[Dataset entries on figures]
§ §

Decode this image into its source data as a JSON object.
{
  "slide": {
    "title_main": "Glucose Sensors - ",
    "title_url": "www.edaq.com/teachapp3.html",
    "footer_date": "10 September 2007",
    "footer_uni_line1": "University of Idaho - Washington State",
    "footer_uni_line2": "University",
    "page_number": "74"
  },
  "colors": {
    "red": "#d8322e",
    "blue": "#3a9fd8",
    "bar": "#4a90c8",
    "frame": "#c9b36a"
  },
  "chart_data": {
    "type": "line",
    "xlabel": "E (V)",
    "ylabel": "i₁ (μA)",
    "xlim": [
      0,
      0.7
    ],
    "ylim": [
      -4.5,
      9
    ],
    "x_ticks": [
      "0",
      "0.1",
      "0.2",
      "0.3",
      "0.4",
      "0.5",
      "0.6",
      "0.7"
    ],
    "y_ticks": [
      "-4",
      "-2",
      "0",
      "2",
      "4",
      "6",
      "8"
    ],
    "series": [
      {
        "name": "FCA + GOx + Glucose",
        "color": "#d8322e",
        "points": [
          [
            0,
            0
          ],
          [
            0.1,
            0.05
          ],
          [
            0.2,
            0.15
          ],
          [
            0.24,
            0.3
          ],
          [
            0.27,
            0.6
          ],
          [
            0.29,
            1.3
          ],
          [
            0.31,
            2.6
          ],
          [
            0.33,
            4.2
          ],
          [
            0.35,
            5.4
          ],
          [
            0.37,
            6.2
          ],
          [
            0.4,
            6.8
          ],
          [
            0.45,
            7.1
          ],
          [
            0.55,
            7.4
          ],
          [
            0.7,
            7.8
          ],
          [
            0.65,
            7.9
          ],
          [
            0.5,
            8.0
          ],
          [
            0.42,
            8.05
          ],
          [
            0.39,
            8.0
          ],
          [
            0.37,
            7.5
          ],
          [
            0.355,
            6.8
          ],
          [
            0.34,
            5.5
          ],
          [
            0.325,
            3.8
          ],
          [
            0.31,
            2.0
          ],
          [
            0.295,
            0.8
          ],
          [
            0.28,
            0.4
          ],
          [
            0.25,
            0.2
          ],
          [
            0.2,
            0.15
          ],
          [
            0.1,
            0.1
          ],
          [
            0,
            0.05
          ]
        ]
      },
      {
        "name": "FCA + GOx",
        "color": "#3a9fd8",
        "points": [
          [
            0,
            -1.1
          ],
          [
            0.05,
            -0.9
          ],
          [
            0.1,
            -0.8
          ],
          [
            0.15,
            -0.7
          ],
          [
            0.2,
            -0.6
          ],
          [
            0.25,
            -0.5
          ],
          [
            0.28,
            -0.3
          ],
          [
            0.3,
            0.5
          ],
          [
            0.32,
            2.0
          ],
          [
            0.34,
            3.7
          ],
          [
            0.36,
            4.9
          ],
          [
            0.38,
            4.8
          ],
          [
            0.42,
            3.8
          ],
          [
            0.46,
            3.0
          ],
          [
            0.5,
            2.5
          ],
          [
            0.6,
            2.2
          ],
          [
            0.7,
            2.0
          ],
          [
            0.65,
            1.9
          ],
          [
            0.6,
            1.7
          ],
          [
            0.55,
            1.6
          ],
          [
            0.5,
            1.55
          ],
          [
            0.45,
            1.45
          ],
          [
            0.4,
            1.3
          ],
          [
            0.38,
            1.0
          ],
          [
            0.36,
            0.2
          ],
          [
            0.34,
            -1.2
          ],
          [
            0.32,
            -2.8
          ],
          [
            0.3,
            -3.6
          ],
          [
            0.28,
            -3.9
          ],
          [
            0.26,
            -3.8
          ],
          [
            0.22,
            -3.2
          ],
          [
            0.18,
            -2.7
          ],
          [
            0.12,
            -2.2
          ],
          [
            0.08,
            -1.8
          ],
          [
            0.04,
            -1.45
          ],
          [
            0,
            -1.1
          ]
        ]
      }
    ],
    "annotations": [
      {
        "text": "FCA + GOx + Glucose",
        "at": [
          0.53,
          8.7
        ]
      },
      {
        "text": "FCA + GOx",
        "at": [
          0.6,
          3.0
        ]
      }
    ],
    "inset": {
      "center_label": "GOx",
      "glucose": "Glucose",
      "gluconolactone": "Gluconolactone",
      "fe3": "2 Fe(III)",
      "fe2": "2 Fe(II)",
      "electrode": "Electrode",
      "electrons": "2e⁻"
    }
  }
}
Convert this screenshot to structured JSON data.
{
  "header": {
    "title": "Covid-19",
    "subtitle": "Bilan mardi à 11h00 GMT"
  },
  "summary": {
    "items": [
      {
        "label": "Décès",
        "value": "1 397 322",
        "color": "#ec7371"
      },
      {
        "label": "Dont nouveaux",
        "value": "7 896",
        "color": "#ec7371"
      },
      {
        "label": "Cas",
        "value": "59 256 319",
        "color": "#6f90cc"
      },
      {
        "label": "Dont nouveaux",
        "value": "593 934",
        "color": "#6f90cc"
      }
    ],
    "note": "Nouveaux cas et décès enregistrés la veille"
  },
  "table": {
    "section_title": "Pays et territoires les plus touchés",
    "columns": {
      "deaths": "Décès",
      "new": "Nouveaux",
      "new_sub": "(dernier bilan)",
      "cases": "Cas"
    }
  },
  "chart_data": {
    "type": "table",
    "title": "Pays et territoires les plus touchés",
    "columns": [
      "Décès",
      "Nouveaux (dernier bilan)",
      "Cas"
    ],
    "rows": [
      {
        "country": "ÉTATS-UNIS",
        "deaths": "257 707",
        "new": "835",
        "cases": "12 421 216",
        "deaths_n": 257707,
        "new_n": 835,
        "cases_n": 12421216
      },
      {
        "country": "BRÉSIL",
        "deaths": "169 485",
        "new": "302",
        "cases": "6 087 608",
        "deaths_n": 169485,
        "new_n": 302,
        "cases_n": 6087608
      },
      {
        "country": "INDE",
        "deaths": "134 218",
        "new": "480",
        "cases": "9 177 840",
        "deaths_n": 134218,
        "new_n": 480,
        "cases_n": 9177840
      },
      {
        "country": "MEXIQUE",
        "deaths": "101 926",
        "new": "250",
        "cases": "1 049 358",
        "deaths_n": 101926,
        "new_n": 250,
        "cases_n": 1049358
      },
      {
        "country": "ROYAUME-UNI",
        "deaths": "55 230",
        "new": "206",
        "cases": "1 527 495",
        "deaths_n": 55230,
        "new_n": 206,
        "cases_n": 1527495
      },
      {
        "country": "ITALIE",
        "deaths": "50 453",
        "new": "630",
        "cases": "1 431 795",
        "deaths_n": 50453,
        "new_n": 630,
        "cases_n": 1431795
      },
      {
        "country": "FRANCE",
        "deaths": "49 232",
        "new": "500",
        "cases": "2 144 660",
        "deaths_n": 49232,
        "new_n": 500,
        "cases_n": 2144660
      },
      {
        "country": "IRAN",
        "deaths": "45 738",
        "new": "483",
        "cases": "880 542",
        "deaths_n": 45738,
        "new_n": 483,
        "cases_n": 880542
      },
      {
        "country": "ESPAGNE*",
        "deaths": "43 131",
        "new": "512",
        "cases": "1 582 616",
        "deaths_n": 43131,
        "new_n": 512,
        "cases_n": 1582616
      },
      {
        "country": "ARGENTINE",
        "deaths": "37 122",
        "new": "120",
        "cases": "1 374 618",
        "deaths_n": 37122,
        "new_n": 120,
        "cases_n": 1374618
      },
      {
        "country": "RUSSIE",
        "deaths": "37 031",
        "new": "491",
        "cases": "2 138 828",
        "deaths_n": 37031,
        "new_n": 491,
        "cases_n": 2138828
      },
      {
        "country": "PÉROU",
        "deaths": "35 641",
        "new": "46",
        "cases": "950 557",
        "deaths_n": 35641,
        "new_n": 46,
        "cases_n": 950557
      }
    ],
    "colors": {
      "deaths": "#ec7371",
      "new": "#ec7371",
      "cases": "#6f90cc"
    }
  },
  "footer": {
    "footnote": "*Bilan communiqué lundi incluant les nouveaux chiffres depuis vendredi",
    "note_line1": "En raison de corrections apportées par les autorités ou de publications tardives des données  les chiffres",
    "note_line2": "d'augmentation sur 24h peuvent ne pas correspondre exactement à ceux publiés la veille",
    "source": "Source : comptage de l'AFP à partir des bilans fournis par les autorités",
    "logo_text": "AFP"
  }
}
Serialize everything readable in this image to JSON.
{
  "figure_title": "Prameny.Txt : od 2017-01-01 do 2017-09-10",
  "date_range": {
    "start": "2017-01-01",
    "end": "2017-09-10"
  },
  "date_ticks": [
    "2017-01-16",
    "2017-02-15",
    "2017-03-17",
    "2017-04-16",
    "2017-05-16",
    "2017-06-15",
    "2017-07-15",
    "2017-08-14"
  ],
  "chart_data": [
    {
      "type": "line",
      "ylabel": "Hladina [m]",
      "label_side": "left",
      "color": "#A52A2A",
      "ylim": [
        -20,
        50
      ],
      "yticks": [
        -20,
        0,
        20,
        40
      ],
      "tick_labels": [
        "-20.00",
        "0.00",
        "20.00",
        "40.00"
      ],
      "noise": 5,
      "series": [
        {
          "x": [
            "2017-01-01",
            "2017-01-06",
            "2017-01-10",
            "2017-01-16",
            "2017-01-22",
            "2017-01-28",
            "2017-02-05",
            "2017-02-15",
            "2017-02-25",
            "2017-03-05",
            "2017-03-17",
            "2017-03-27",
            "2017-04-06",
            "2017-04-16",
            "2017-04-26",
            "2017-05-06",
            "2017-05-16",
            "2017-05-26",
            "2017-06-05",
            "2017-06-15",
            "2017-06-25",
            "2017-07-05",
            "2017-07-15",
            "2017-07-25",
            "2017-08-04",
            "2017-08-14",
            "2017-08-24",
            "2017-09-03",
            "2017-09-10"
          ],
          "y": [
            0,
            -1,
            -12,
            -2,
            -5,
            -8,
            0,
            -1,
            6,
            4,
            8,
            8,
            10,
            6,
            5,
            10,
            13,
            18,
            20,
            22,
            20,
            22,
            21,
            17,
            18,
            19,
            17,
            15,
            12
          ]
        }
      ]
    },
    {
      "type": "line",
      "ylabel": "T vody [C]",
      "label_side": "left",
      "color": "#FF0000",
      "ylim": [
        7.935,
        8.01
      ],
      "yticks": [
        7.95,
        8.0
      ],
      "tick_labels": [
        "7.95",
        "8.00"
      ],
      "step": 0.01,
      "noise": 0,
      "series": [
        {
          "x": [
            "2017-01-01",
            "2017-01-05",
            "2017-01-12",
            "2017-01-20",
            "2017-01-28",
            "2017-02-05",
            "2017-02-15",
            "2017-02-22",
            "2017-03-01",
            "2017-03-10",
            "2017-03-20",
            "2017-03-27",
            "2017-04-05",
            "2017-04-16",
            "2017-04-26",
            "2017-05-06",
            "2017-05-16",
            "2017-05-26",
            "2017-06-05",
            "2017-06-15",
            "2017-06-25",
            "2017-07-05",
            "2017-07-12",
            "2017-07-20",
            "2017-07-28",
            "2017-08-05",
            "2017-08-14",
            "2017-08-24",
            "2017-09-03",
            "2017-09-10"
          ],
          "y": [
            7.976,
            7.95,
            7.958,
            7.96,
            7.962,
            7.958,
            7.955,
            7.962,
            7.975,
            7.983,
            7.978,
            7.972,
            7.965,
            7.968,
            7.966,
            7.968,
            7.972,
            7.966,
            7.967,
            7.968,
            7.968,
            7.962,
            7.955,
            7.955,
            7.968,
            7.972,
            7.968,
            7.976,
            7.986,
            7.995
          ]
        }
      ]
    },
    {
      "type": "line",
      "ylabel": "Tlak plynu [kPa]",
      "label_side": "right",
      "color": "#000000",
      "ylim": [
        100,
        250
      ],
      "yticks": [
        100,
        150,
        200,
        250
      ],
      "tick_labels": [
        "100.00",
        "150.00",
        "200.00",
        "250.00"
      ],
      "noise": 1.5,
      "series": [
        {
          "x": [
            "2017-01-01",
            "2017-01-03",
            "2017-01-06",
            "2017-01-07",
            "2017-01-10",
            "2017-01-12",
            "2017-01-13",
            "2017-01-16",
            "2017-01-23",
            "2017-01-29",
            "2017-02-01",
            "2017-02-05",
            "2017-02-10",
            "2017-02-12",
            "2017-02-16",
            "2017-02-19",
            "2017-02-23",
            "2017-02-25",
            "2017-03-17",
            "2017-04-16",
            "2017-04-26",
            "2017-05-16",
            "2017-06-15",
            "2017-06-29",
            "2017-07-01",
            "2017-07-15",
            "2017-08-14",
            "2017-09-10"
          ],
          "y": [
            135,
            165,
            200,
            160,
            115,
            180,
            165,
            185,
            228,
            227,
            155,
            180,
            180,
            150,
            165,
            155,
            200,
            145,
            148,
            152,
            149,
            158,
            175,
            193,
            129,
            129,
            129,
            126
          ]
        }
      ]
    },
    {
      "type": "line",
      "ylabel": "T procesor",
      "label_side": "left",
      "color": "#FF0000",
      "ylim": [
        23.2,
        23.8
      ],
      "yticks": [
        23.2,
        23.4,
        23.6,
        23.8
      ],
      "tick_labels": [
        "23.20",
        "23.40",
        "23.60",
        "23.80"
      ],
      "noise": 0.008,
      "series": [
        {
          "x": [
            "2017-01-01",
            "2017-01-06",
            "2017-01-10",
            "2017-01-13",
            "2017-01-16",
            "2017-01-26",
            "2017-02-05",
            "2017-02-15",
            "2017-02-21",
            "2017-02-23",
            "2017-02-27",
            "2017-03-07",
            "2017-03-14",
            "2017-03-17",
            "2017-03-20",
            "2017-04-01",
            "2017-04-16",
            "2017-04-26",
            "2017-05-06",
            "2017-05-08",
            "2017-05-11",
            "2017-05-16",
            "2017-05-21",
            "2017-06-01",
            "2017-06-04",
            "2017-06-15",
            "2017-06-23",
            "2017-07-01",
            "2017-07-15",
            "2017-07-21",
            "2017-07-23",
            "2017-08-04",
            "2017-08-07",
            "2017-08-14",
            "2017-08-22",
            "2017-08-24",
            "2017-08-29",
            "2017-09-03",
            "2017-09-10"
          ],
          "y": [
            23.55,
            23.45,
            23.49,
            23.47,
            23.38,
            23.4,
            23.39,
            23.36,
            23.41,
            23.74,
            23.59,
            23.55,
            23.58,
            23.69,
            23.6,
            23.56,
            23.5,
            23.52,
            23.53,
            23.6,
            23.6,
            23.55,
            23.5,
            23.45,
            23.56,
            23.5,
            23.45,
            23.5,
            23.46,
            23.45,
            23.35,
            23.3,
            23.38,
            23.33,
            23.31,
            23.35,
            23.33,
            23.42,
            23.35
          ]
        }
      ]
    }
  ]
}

§ §

:: The problem ::
For this exercise, gather every line of the data that contains the word "veille".

:: Solution to the problem ::
    "note": "Nouveaux cas et décès enregistrés la veille"
    "note_line2": "d'augmentation sur 24h peuvent ne pas correspondre exactement à ceux publiés la veille",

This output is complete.